YOUR TASK –
State how many lines of the entries hold the string "Port", and output nothing but that count.
═════ DATA FOR THIS TASK ═════
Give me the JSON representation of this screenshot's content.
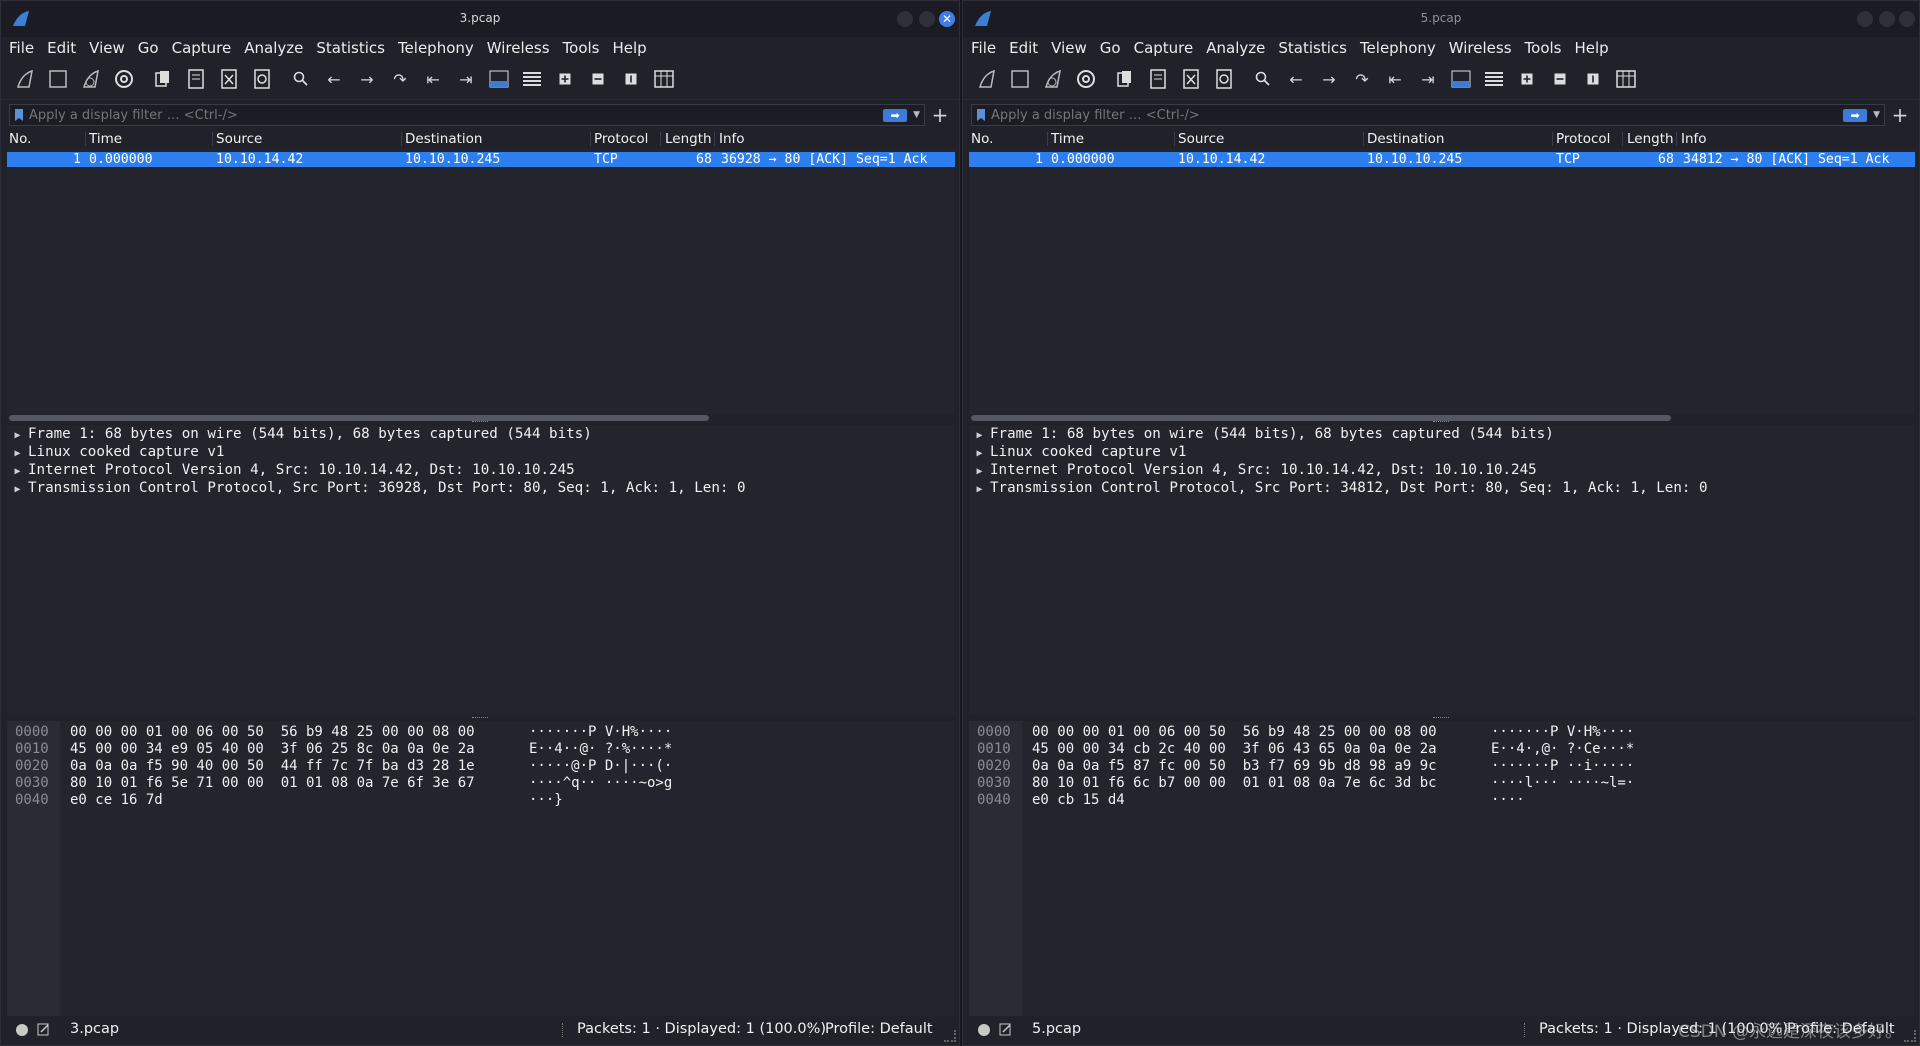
{
  "menu": [
    "File",
    "Edit",
    "View",
    "Go",
    "Capture",
    "Analyze",
    "Statistics",
    "Telephony",
    "Wireless",
    "Tools",
    "Help"
  ],
  "filter_placeholder": "Apply a display filter … <Ctrl-/>",
  "columns": {
    "no": "No.",
    "time": "Time",
    "source": "Source",
    "destination": "Destination",
    "protocol": "Protocol",
    "length": "Length",
    "info": "Info"
  },
  "colors": {
    "accent": "#2d7ff0",
    "window_bg": "#202129",
    "pane_bg": "#23242c",
    "text": "#f0f0f0"
  },
  "watermark": "CSDN @永远是深夜该多好。",
  "windows": [
    {
      "title": "3.pcap",
      "packet": {
        "no": "1",
        "time": "0.000000",
        "source": "10.10.14.42",
        "destination": "10.10.10.245",
        "protocol": "TCP",
        "length": "68",
        "info": "36928 → 80 [ACK] Seq=1 Ack"
      },
      "details": [
        "Frame 1: 68 bytes on wire (544 bits), 68 bytes captured (544 bits)",
        "Linux cooked capture v1",
        "Internet Protocol Version 4, Src: 10.10.14.42, Dst: 10.10.10.245",
        "Transmission Control Protocol, Src Port: 36928, Dst Port: 80, Seq: 1, Ack: 1, Len: 0"
      ],
      "bytes": [
        {
          "off": "0000",
          "hex": "00 00 00 01 00 06 00 50  56 b9 48 25 00 00 08 00",
          "ascii": "·······P V·H%····"
        },
        {
          "off": "0010",
          "hex": "45 00 00 34 e9 05 40 00  3f 06 25 8c 0a 0a 0e 2a",
          "ascii": "E··4··@· ?·%····*"
        },
        {
          "off": "0020",
          "hex": "0a 0a 0a f5 90 40 00 50  44 ff 7c 7f ba d3 28 1e",
          "ascii": "·····@·P D·|···(·"
        },
        {
          "off": "0030",
          "hex": "80 10 01 f6 5e 71 00 00  01 01 08 0a 7e 6f 3e 67",
          "ascii": "····^q·· ····~o>g"
        },
        {
          "off": "0040",
          "hex": "e0 ce 16 7d",
          "ascii": "···}"
        }
      ],
      "status": {
        "file": "3.pcap",
        "packets": "Packets: 1 · Displayed: 1 (100.0%)",
        "profile": "Profile: Default"
      }
    },
    {
      "title": "5.pcap",
      "packet": {
        "no": "1",
        "time": "0.000000",
        "source": "10.10.14.42",
        "destination": "10.10.10.245",
        "protocol": "TCP",
        "length": "68",
        "info": "34812 → 80 [ACK] Seq=1 Ack"
      },
      "details": [
        "Frame 1: 68 bytes on wire (544 bits), 68 bytes captured (544 bits)",
        "Linux cooked capture v1",
        "Internet Protocol Version 4, Src: 10.10.14.42, Dst: 10.10.10.245",
        "Transmission Control Protocol, Src Port: 34812, Dst Port: 80, Seq: 1, Ack: 1, Len: 0"
      ],
      "bytes": [
        {
          "off": "0000",
          "hex": "00 00 00 01 00 06 00 50  56 b9 48 25 00 00 08 00",
          "ascii": "·······P V·H%····"
        },
        {
          "off": "0010",
          "hex": "45 00 00 34 cb 2c 40 00  3f 06 43 65 0a 0a 0e 2a",
          "ascii": "E··4·,@· ?·Ce···*"
        },
        {
          "off": "0020",
          "hex": "0a 0a 0a f5 87 fc 00 50  b3 f7 69 9b d8 98 a9 9c",
          "ascii": "·······P ··i·····"
        },
        {
          "off": "0030",
          "hex": "80 10 01 f6 6c b7 00 00  01 01 08 0a 7e 6c 3d bc",
          "ascii": "····l··· ····~l=·"
        },
        {
          "off": "0040",
          "hex": "e0 cb 15 d4",
          "ascii": "····"
        }
      ],
      "status": {
        "file": "5.pcap",
        "packets": "Packets: 1 · Displayed: 1 (100.0%)",
        "profile": "Profile: Default"
      }
    }
  ]
}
═════
WORKED SOLUTION –
2